» **SET TASK A**
Reproduce the full article on how technology is transforming education, word for word.

» **SELECTED EXCERPT**

>>>

How technology is transforming education

Teacher surrounded by school pupils

From remote learning tools to advances in artificial intelligence – technology is revolutionising how we teach and learn

The class quietens as their geography lesson starts. Their teacher approaches the screen at the front of the room. No smudgy marker pen is needed for this board; it’s a high-resolution interactive display, to which the device of every student in this lesson is connected. 

On the screen right now is a map, which the students can zoom into and interact with. Each of them starts to work through an individually personalised lesson using their own device. Their actions will provide the teacher with data that can be used to adjust all those lessons on the fly. Students outside the classroom who could not travel in for the lesson are connected and learning in the same way at the same time. 

The kind of school lesson imagined here comes from a future that’s not very far away. In fact, some of these technologies are already in classrooms. And it’s this increasing role of technology in education that guides the University of Lincoln’s BSc (Hons) Education and Digital Learning degree. 

Dr Elizabeth Bailey, who leads the course, sees technology as an intrinsic part of education. “The role of technology in education is significant,” she says. “Even when we don’t realise it, technology is there. 

“There is no educator who does not have to think about technology in some way, even if they are not aware of it.”

<<<

» **RECORDS FOR THIS EXERCISE**
>>>

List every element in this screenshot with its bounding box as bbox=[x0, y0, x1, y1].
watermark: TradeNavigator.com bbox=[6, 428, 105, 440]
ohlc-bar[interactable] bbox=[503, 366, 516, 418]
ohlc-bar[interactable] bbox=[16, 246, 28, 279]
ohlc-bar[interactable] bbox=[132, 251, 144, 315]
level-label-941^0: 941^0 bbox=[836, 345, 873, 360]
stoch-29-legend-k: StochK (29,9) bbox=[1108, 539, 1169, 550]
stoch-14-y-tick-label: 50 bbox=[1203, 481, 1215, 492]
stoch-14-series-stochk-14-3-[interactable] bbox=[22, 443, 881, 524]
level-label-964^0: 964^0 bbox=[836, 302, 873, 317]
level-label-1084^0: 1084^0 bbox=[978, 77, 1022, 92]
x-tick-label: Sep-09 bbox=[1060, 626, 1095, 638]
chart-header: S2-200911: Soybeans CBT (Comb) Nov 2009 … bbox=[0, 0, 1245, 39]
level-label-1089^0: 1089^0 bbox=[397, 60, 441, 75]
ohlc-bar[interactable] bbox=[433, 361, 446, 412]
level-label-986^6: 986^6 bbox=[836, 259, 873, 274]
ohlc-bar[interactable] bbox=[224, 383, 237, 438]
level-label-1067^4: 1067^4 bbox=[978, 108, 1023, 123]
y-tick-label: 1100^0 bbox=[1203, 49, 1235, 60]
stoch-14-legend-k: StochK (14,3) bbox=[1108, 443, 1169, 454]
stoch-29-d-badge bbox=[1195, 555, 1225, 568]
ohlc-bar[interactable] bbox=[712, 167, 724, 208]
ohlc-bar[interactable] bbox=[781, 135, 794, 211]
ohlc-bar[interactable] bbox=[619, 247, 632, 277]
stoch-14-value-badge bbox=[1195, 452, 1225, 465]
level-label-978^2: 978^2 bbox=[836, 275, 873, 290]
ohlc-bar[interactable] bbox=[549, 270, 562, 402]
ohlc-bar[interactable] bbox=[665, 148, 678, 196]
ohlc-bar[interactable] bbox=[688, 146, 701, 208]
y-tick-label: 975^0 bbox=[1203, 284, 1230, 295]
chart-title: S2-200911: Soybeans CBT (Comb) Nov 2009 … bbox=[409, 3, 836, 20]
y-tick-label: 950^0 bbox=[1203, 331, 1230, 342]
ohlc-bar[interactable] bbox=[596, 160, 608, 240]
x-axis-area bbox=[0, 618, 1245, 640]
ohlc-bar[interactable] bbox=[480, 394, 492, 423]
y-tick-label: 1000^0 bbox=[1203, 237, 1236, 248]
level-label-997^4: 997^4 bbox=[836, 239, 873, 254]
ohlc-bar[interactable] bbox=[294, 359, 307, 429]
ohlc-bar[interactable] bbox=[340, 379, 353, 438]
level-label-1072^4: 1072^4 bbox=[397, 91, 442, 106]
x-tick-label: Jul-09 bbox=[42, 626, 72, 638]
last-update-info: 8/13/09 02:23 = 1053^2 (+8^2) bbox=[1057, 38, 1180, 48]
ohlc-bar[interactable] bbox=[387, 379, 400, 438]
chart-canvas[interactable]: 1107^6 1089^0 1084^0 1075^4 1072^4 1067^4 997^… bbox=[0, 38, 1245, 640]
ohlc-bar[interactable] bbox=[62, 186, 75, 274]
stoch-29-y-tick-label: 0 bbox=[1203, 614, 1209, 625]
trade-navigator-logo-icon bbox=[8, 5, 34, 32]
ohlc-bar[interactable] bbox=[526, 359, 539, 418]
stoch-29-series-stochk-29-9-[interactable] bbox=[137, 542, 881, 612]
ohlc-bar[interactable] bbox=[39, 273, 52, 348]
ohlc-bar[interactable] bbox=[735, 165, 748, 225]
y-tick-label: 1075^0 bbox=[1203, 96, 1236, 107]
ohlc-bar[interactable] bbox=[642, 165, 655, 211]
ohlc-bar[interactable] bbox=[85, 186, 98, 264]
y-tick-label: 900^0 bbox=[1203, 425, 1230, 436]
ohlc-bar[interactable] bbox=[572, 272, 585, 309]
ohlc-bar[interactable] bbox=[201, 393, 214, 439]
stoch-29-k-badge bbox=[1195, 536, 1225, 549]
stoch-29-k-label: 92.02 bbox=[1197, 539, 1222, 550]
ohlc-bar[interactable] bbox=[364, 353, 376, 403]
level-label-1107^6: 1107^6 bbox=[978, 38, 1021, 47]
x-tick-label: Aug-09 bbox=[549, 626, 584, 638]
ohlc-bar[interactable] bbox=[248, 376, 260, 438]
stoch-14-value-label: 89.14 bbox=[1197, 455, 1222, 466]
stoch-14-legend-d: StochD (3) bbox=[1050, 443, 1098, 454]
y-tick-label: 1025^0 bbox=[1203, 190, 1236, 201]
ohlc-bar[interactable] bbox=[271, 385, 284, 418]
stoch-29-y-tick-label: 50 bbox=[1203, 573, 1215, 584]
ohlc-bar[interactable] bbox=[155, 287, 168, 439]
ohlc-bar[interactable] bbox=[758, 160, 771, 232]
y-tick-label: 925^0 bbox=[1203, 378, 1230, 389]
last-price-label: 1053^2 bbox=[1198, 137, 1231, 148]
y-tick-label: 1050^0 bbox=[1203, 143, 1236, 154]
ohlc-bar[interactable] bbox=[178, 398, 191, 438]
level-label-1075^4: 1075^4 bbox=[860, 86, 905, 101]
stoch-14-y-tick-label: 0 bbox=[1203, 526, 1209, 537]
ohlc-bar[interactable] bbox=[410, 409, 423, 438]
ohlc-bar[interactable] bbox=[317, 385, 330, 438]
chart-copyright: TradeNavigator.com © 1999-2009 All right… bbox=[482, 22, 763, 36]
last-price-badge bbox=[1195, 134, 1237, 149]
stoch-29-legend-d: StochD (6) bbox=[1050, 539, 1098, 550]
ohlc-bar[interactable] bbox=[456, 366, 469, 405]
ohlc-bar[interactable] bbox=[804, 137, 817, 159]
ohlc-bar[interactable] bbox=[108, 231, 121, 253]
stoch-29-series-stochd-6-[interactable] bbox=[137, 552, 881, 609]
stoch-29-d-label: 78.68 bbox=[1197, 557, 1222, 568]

<<<

» **SET TASK B**
Write out the listing verbatim, starting with its first line and going on through the line containing "x-tick-label: Sep-09 bbox=[1060, 626, 1095, 638]", both ends included, and give nothing else.

» **TASK RESPONSE A**
How technology is transforming education

Teacher surrounded by school pupils

From remote learning tools to advances in artificial intelligence – technology is revolutionising how we teach and learn

The class quietens as their geography lesson starts. Their teacher approaches the screen at the front of the room. No smudgy marker pen is needed for this board; it’s a high-resolution interactive display, to which the device of every student in this lesson is connected. 

On the screen right now is a map, which the students can zoom into and interact with. Each of them starts to work through an individually personalised lesson using their own device. Their actions will provide the teacher with data that can be used to adjust all those lessons on the fly. Students outside the classroom who could not travel in for the lesson are connected and learning in the same way at the same time. 

The kind of school lesson imagined here comes from a future that’s not very far away. In fact, some of these technologies are already in classrooms. And it’s this increasing role of technology in education that guides the University of Lincoln’s BSc (Hons) Education and Digital Learning degree. 

Dr Elizabeth Bailey, who leads the course, sees technology as an intrinsic part of education. “The role of technology in education is significant,” she says. “Even when we don’t realise it, technology is there. 

“There is no educator who does not have to think about technology in some way, even if they are not aware of it.”

» **TASK RESPONSE B**
List every element in this screenshot with its bounding box as bbox=[x0, y0, x1, y1].
watermark: TradeNavigator.com bbox=[6, 428, 105, 440]
ohlc-bar[interactable] bbox=[503, 366, 516, 418]
ohlc-bar[interactable] bbox=[16, 246, 28, 279]
ohlc-bar[interactable] bbox=[132, 251, 144, 315]
level-label-941^0: 941^0 bbox=[836, 345, 873, 360]
stoch-29-legend-k: StochK (29,9) bbox=[1108, 539, 1169, 550]
stoch-14-y-tick-label: 50 bbox=[1203, 481, 1215, 492]
stoch-14-series-stochk-14-3-[interactable] bbox=[22, 443, 881, 524]
level-label-964^0: 964^0 bbox=[836, 302, 873, 317]
level-label-1084^0: 1084^0 bbox=[978, 77, 1022, 92]
x-tick-label: Sep-09 bbox=[1060, 626, 1095, 638]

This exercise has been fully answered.